══ Dataset records

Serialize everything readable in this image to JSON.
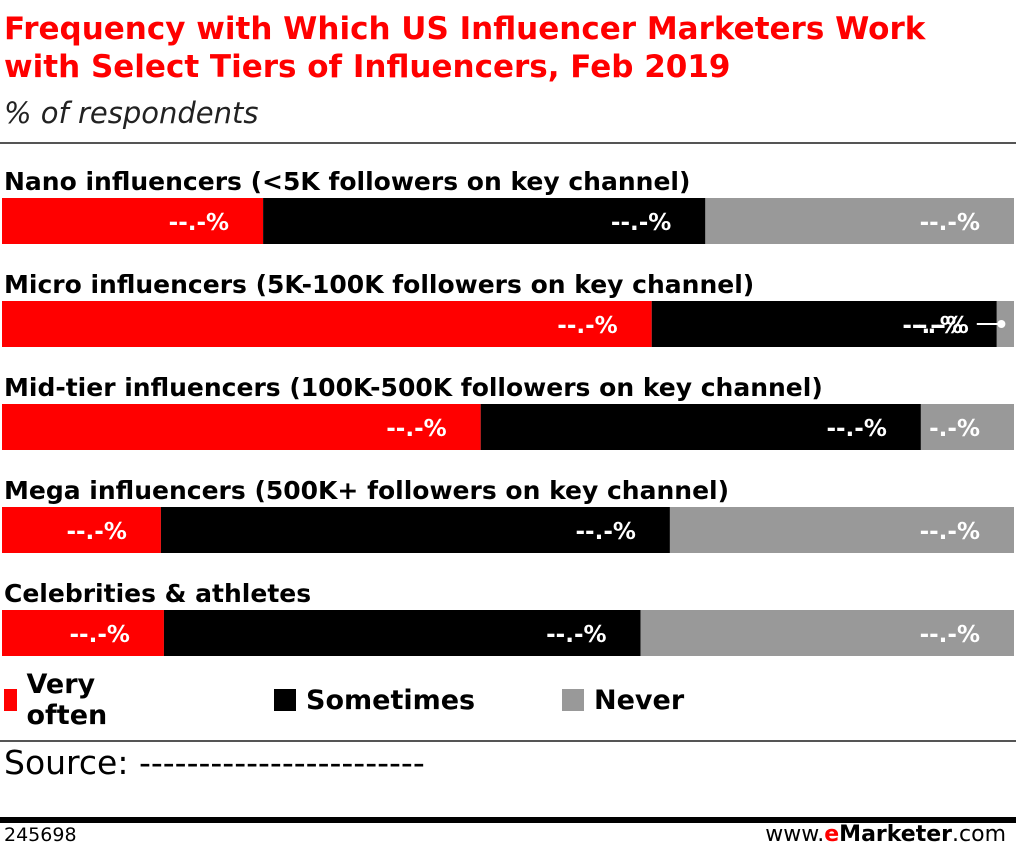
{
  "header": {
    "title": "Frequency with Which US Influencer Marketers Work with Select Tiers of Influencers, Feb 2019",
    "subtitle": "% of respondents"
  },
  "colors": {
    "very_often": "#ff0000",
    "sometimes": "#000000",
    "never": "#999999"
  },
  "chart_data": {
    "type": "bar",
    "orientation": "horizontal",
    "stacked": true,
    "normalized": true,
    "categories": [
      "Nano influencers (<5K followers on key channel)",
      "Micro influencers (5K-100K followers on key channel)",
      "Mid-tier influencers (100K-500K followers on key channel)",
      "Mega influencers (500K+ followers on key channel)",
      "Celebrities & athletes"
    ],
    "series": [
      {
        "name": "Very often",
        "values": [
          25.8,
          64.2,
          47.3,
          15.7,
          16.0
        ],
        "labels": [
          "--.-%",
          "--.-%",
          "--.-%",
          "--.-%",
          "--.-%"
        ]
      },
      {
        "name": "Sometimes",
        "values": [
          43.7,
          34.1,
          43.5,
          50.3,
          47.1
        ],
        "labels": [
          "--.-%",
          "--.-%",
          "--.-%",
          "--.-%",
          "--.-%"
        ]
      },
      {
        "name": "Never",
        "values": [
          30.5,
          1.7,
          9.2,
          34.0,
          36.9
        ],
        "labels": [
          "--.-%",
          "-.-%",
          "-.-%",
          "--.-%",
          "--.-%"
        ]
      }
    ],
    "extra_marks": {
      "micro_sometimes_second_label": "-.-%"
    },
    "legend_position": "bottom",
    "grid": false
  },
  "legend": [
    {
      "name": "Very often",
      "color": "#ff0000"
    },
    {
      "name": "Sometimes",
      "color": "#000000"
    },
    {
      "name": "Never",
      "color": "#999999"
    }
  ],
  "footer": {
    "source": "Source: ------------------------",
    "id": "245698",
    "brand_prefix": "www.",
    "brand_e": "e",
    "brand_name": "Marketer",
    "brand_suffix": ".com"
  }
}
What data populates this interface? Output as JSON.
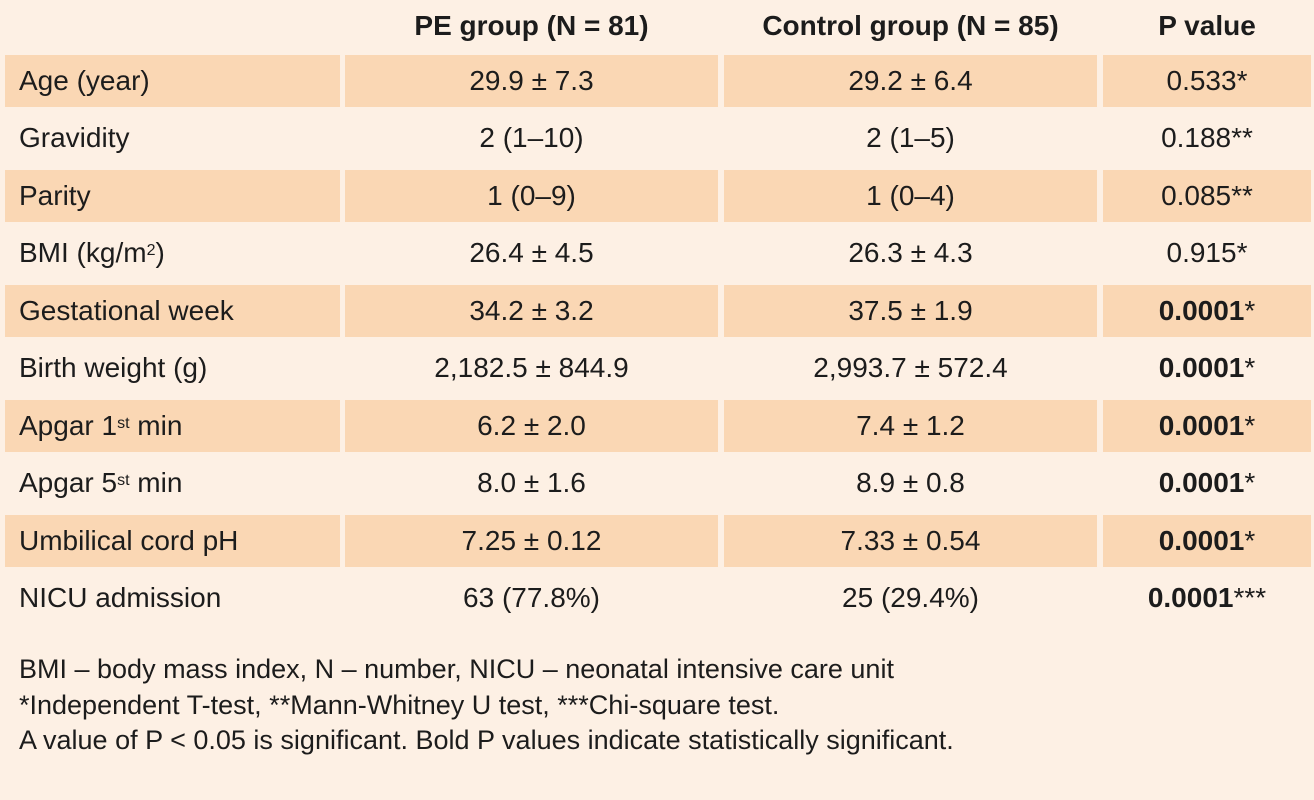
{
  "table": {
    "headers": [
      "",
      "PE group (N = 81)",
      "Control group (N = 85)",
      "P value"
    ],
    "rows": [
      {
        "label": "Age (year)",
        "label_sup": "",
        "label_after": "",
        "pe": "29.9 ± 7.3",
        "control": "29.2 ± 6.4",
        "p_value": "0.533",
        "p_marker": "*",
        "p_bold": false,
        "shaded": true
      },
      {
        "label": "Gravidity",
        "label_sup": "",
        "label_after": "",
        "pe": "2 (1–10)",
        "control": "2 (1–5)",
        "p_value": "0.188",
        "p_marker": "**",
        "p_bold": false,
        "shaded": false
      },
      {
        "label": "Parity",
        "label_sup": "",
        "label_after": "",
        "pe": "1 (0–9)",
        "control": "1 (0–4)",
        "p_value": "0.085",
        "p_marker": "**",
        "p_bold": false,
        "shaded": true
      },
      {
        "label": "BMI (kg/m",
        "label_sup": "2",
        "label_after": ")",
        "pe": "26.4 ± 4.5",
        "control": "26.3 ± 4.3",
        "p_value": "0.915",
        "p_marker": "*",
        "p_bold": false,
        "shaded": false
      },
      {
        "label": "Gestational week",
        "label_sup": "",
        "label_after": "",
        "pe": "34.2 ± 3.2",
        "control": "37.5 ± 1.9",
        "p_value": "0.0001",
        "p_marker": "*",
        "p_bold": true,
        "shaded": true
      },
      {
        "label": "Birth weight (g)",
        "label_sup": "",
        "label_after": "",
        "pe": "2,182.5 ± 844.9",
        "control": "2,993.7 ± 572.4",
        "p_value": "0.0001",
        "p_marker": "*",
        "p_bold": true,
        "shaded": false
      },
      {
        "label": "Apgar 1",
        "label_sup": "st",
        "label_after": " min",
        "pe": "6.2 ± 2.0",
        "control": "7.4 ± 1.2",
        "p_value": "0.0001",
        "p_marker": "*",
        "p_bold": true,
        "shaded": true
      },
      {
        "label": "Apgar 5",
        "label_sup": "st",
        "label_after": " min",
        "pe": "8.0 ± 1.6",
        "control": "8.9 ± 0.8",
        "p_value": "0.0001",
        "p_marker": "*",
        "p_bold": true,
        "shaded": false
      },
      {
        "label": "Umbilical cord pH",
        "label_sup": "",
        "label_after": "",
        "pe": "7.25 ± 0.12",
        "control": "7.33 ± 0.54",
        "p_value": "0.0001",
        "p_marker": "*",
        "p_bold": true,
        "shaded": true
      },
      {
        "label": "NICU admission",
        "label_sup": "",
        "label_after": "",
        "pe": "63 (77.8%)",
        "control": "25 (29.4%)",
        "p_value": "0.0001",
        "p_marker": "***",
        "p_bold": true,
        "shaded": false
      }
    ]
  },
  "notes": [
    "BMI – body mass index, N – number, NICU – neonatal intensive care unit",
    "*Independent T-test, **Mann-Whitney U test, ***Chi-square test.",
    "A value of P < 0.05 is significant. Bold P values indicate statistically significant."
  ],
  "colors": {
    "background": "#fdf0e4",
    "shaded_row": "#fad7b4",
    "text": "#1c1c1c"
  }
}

════
══ Dataset records

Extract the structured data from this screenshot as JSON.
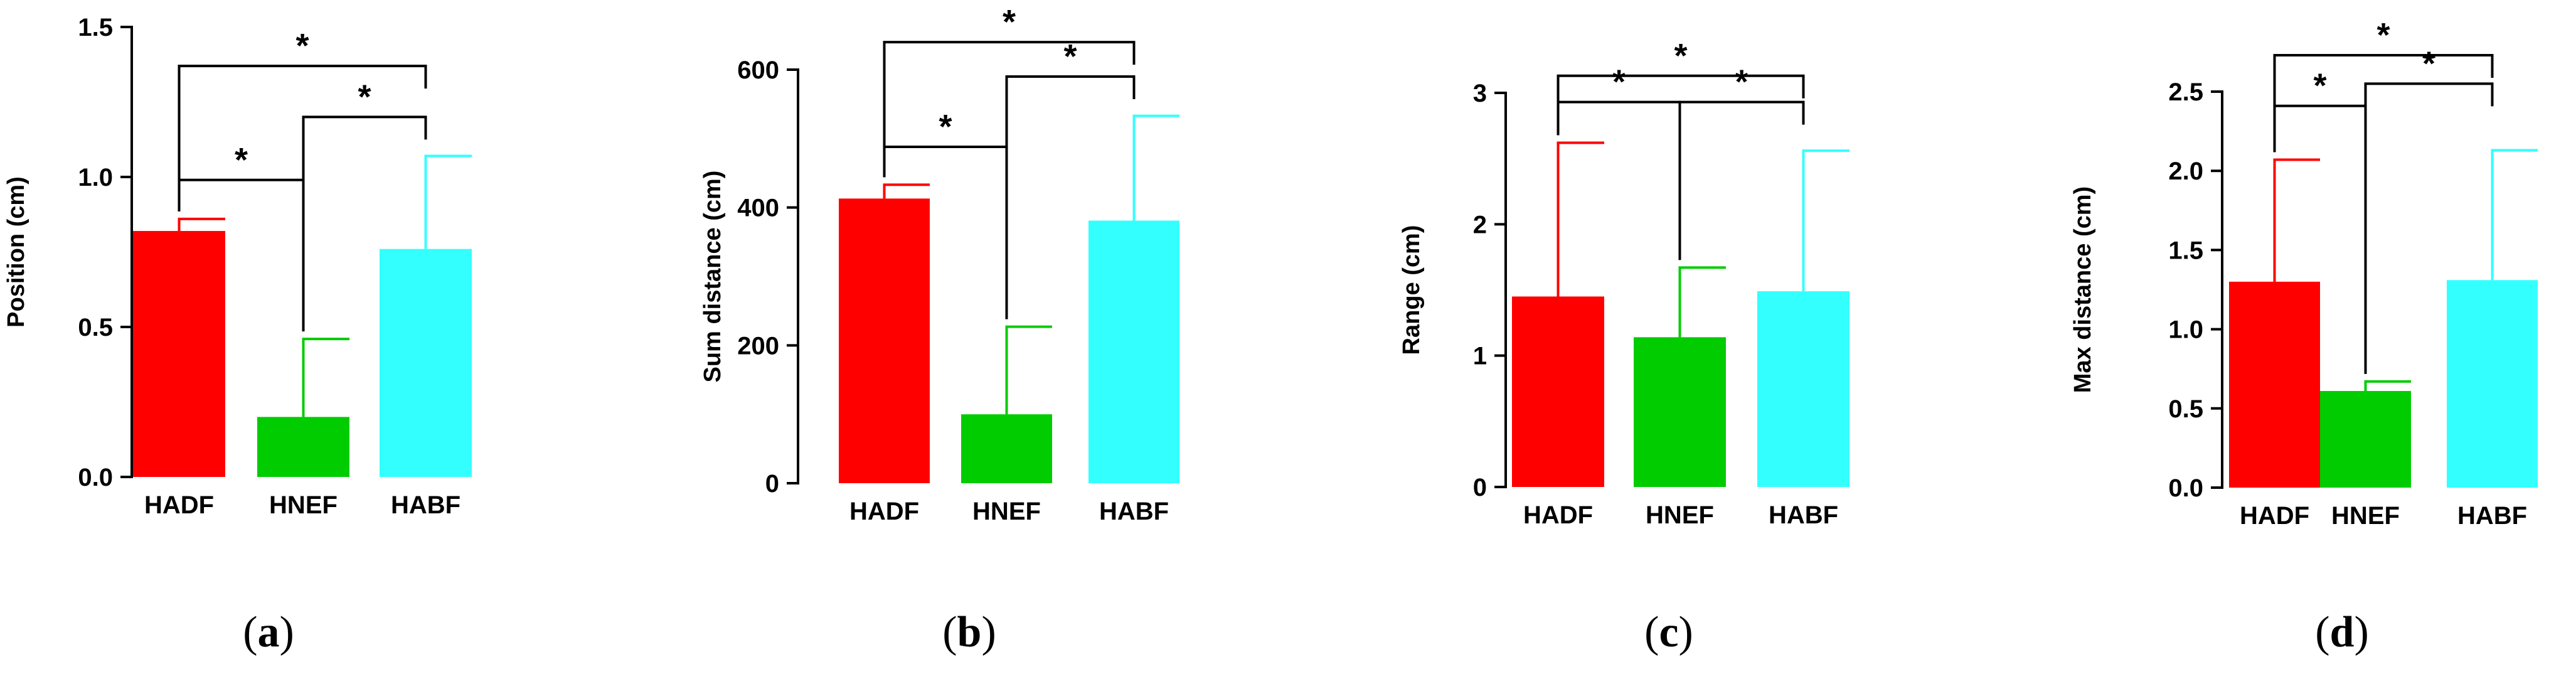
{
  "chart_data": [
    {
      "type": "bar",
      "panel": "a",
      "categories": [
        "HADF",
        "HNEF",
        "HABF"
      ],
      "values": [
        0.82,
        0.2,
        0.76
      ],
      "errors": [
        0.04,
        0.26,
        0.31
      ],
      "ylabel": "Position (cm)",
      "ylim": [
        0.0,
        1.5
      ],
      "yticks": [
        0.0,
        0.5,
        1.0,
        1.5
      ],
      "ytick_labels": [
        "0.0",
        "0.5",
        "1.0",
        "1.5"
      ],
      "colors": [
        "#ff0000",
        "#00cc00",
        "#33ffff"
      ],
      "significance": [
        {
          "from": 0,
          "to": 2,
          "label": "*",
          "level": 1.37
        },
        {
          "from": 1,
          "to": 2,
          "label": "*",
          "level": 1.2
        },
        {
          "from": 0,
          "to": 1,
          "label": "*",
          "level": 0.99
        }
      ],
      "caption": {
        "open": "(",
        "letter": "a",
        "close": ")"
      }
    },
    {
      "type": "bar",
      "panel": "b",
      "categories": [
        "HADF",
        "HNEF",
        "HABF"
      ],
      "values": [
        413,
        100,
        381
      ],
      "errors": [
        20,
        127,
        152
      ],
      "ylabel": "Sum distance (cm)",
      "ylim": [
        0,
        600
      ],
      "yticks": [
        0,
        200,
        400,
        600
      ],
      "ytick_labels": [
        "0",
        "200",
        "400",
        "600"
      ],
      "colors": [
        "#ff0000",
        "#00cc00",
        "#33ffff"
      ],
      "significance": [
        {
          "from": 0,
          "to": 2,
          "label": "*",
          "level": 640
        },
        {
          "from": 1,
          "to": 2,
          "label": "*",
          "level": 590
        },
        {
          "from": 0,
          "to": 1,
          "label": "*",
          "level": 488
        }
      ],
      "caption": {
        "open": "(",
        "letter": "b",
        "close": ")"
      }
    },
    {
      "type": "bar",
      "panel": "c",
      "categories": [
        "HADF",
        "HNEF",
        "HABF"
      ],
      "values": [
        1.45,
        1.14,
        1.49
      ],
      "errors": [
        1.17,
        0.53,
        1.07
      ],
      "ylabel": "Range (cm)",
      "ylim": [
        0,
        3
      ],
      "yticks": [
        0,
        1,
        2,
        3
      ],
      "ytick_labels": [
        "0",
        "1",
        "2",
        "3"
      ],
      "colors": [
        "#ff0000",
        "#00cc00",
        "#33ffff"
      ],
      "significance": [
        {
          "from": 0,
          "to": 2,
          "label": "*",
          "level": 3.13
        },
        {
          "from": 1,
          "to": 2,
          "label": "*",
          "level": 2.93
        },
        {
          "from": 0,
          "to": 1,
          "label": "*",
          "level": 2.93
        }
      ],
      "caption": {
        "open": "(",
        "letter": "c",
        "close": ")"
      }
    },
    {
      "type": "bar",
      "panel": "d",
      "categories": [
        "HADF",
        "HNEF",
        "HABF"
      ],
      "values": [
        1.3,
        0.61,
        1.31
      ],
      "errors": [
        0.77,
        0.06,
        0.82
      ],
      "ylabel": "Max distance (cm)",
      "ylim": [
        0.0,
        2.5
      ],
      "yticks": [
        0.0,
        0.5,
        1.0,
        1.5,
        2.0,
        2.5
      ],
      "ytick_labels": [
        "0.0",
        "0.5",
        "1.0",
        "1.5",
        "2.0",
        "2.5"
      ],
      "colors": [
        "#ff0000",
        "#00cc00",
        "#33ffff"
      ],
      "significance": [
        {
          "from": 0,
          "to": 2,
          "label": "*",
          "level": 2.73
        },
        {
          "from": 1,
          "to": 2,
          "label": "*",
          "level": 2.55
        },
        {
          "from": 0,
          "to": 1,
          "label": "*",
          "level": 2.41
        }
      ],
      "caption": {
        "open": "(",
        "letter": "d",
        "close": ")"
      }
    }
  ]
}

════

Across the material above, how many lines include the string "ylabel"? Only the number is wanted.

4